**PROBLEM TO WORK ON:** Check each line of the entries below for the string "ylabel"; copy every line where it appears.

(Stored records)
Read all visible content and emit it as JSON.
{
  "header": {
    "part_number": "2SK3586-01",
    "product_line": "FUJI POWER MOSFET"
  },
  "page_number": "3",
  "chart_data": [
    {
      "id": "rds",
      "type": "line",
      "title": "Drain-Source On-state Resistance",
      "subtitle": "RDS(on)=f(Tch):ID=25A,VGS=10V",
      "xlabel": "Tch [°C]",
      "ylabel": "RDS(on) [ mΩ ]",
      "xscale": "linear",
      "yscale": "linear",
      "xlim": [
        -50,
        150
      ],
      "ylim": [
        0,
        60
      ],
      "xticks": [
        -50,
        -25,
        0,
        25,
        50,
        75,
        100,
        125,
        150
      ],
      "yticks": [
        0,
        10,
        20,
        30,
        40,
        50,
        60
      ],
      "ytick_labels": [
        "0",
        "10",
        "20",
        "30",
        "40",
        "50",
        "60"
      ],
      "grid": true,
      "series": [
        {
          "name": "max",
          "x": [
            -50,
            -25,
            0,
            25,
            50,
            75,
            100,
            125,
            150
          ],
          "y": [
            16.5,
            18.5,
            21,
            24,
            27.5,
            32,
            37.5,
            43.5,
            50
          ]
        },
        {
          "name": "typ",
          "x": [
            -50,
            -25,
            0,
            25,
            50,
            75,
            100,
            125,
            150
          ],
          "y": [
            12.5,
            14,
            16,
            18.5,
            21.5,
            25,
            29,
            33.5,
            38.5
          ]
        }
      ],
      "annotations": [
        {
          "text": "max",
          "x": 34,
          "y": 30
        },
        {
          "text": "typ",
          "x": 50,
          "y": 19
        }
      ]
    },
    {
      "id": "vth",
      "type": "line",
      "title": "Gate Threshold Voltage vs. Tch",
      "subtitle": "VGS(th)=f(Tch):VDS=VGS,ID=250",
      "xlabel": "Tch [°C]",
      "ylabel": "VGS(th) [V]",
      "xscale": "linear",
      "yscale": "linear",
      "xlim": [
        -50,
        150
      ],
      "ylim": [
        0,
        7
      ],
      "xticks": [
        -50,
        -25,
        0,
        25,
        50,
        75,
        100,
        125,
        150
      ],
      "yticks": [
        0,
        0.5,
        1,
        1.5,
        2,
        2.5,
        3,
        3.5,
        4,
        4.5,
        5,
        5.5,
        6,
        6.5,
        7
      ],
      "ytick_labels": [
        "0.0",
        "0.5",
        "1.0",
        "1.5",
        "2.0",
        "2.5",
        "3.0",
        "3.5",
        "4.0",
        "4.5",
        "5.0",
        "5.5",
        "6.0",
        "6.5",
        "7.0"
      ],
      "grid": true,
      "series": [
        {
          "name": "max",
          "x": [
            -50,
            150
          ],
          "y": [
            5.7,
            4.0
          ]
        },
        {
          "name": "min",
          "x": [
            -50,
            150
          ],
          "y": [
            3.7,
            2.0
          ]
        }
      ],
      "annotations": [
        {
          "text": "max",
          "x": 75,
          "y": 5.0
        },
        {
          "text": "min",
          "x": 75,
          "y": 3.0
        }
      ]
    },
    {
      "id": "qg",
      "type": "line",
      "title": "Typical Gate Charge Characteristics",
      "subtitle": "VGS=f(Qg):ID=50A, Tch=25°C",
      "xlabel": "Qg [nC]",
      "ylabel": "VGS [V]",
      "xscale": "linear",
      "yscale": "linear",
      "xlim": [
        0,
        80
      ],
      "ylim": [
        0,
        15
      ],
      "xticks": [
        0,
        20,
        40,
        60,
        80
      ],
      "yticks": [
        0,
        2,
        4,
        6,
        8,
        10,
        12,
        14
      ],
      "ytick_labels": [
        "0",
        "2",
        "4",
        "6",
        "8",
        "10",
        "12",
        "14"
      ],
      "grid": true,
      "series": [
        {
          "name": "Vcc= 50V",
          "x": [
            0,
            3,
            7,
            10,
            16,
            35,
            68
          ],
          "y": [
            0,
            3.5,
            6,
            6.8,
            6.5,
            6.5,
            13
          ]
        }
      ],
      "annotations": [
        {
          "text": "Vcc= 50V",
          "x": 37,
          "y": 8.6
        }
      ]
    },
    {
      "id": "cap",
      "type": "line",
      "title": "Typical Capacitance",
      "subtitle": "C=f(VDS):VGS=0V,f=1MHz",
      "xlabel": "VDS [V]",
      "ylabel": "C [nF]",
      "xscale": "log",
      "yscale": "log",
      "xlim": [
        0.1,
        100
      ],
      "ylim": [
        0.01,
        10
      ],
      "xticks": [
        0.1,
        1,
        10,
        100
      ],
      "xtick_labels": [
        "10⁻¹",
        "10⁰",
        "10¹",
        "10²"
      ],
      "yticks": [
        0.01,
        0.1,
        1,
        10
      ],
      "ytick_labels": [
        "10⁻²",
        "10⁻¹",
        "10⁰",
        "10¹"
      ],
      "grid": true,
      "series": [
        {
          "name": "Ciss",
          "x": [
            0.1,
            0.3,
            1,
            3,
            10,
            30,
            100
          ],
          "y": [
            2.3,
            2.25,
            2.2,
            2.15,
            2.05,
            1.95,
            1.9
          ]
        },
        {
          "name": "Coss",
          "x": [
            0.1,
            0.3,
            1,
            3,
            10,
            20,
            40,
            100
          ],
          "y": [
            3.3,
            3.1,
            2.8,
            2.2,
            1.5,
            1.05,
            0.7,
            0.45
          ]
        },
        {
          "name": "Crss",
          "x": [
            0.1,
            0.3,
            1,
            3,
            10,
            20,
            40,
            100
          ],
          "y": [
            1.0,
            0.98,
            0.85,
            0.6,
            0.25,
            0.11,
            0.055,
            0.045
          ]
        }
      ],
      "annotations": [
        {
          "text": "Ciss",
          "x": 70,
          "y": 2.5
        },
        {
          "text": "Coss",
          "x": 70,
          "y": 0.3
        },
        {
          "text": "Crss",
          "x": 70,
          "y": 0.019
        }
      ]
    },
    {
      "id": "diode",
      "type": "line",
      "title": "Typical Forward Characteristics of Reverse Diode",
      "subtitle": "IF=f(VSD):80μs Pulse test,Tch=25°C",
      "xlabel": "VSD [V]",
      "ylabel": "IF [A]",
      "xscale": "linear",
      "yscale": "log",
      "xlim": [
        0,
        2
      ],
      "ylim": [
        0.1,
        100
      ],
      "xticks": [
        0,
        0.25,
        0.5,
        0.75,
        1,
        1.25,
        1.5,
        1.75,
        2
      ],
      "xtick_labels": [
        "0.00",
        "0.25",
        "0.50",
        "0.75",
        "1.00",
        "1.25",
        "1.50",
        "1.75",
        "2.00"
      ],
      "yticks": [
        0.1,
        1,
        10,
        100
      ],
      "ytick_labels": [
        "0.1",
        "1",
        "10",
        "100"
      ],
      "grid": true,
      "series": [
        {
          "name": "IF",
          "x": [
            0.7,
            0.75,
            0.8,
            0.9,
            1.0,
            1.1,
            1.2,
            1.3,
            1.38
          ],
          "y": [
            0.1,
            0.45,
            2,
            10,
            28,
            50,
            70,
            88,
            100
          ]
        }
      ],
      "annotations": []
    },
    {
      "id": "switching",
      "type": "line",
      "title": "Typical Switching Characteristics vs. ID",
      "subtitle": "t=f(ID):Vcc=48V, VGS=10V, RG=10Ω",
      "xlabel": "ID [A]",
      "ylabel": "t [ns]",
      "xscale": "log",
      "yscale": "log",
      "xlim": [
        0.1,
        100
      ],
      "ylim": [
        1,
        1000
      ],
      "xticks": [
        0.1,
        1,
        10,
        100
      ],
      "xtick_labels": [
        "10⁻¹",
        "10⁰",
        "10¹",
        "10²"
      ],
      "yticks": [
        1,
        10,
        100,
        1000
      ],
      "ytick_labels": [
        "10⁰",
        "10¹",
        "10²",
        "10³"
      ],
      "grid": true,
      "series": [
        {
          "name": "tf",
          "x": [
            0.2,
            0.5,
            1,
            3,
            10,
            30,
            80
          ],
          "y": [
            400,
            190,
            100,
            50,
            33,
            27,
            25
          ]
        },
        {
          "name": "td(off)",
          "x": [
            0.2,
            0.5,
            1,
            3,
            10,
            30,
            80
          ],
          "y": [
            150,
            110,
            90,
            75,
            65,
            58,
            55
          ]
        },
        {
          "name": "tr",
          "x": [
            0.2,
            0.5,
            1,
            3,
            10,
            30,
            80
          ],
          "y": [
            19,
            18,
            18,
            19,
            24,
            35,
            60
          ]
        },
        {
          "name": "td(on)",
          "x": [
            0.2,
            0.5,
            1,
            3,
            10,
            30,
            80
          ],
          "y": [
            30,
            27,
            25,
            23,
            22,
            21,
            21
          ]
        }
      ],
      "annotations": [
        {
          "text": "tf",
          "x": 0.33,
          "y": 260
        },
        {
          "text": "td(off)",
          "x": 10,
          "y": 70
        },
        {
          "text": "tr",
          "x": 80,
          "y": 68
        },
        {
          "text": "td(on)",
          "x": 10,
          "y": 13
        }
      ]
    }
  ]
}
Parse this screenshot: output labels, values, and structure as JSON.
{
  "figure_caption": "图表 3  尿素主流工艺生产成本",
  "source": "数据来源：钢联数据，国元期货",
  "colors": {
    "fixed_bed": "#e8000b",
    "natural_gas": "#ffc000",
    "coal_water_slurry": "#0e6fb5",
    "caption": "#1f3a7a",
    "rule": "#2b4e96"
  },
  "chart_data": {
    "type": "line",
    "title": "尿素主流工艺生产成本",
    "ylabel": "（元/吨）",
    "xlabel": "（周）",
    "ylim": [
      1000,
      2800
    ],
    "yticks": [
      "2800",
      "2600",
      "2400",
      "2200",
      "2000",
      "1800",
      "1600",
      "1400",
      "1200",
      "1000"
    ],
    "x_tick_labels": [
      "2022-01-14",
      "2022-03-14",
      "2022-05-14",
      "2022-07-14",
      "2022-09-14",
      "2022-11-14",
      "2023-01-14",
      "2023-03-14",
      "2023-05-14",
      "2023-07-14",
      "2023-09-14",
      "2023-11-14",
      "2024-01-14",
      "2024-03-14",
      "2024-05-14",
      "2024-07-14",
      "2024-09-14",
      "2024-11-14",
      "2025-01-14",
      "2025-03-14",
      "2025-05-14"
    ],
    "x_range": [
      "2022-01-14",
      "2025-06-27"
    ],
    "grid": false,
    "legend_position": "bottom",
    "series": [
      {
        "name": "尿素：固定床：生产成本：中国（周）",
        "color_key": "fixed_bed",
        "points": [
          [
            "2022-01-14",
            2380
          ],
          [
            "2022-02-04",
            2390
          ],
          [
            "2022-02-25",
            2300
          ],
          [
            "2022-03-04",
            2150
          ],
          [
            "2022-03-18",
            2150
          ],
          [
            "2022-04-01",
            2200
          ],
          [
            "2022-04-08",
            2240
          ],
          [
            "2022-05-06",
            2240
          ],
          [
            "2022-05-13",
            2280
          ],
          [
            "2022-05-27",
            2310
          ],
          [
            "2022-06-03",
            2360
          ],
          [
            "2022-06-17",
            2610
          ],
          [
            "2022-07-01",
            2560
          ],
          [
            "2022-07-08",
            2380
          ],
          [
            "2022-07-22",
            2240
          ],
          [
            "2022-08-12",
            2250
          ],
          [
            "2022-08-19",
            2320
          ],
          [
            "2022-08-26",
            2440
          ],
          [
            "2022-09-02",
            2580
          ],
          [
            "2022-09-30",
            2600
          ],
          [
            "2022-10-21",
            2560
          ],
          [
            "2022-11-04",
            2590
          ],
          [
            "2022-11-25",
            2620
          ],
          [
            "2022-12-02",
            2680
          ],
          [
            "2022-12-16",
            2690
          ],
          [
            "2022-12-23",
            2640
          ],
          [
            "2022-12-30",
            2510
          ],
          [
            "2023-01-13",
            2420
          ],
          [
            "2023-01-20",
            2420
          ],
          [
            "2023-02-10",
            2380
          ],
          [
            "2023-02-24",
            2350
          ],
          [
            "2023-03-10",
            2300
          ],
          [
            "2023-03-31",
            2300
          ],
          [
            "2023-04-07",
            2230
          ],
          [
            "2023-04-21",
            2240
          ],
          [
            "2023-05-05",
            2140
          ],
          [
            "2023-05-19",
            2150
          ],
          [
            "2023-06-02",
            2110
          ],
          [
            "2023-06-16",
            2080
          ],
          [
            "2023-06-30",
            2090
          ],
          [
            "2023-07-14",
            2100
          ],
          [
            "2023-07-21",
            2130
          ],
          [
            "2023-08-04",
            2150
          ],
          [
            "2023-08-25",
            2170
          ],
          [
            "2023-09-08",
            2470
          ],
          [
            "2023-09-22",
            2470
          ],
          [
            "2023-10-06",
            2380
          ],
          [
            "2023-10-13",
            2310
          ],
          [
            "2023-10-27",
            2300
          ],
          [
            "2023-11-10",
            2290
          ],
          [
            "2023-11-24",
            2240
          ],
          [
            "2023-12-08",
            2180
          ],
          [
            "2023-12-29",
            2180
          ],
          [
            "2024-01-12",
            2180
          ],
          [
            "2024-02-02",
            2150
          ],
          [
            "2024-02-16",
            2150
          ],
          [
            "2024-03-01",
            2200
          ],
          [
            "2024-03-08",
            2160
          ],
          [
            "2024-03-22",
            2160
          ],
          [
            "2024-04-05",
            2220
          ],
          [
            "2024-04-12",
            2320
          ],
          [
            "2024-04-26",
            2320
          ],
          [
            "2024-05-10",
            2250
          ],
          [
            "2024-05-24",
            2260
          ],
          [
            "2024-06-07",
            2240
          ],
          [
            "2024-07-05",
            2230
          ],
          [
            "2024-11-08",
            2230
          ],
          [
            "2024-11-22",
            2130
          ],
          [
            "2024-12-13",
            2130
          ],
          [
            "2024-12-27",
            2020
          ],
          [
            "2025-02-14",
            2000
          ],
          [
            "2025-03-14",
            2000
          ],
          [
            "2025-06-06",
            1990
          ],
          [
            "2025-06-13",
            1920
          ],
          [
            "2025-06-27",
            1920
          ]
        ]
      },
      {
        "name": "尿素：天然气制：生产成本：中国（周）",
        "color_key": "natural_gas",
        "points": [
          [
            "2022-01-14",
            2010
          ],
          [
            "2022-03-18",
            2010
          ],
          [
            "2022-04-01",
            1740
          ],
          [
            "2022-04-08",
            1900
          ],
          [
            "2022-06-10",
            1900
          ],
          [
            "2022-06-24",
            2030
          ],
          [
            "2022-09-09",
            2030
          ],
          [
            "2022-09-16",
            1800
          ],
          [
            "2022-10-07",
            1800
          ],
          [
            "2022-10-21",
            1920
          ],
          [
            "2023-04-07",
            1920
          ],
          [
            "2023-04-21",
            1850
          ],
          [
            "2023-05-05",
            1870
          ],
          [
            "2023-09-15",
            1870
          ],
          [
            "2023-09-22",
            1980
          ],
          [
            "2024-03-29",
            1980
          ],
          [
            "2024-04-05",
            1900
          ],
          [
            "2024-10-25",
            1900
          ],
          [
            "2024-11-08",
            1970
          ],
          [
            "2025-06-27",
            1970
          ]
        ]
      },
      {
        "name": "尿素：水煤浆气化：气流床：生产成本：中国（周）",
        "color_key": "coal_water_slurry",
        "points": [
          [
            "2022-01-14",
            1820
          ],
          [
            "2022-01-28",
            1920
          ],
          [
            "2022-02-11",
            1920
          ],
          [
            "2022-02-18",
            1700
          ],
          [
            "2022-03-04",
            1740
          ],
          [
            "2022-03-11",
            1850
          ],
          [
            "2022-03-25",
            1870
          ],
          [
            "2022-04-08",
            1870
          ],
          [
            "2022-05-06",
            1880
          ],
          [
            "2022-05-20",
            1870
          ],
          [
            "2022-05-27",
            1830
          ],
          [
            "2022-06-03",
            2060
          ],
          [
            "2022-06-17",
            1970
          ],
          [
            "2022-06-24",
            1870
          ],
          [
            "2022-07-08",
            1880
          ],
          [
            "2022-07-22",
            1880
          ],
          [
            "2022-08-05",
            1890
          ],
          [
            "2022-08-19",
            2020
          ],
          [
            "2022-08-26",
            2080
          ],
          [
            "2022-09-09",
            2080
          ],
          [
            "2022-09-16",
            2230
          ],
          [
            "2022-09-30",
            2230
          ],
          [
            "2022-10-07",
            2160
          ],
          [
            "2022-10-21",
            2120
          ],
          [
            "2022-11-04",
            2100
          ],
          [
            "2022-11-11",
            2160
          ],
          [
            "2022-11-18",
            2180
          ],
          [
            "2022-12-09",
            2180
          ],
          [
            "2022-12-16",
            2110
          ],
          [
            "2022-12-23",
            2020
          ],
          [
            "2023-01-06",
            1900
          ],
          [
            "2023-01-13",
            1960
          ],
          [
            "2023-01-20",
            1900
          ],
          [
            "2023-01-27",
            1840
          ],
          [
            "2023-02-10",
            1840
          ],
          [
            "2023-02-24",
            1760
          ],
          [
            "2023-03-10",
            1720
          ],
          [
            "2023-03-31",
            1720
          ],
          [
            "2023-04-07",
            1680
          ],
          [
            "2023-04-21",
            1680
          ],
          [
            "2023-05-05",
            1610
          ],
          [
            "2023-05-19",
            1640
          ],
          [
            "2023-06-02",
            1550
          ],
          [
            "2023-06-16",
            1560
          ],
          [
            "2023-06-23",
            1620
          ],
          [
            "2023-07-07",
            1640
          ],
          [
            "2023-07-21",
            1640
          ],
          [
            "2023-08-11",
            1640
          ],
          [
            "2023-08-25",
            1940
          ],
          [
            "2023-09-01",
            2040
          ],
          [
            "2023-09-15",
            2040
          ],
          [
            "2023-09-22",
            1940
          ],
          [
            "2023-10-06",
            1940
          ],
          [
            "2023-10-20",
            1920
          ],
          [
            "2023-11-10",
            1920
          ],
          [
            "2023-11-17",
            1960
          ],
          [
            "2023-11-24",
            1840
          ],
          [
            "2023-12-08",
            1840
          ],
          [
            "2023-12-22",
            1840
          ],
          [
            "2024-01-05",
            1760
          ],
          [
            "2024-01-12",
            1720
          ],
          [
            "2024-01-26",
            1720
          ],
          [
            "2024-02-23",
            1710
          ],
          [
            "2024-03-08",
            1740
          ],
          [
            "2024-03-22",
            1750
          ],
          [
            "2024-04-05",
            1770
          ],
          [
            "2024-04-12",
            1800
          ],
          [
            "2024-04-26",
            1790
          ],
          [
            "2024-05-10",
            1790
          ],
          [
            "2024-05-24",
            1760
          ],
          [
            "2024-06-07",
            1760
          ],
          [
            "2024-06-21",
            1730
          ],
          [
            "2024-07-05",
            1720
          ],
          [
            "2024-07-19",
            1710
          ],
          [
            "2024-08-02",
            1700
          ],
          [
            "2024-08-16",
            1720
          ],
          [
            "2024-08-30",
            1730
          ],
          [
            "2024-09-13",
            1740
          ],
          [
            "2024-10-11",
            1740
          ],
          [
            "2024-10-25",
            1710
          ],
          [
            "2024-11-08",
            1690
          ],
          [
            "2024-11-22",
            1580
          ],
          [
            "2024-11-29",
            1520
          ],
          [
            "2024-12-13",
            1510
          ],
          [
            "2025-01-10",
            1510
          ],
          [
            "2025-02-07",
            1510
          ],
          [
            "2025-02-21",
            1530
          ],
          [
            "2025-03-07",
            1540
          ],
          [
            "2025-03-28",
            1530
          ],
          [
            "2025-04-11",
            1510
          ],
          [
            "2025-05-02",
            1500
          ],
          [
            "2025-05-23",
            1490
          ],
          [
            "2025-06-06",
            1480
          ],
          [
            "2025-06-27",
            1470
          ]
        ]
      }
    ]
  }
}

**OUTPUT:**
      "ylabel": "RDS(on) [ mΩ ]",
      "ylabel": "VGS(th) [V]",
      "ylabel": "VGS [V]",
      "ylabel": "C [nF]",
      "ylabel": "IF [A]",
      "ylabel": "t [ns]",
    "ylabel": "（元/吨）",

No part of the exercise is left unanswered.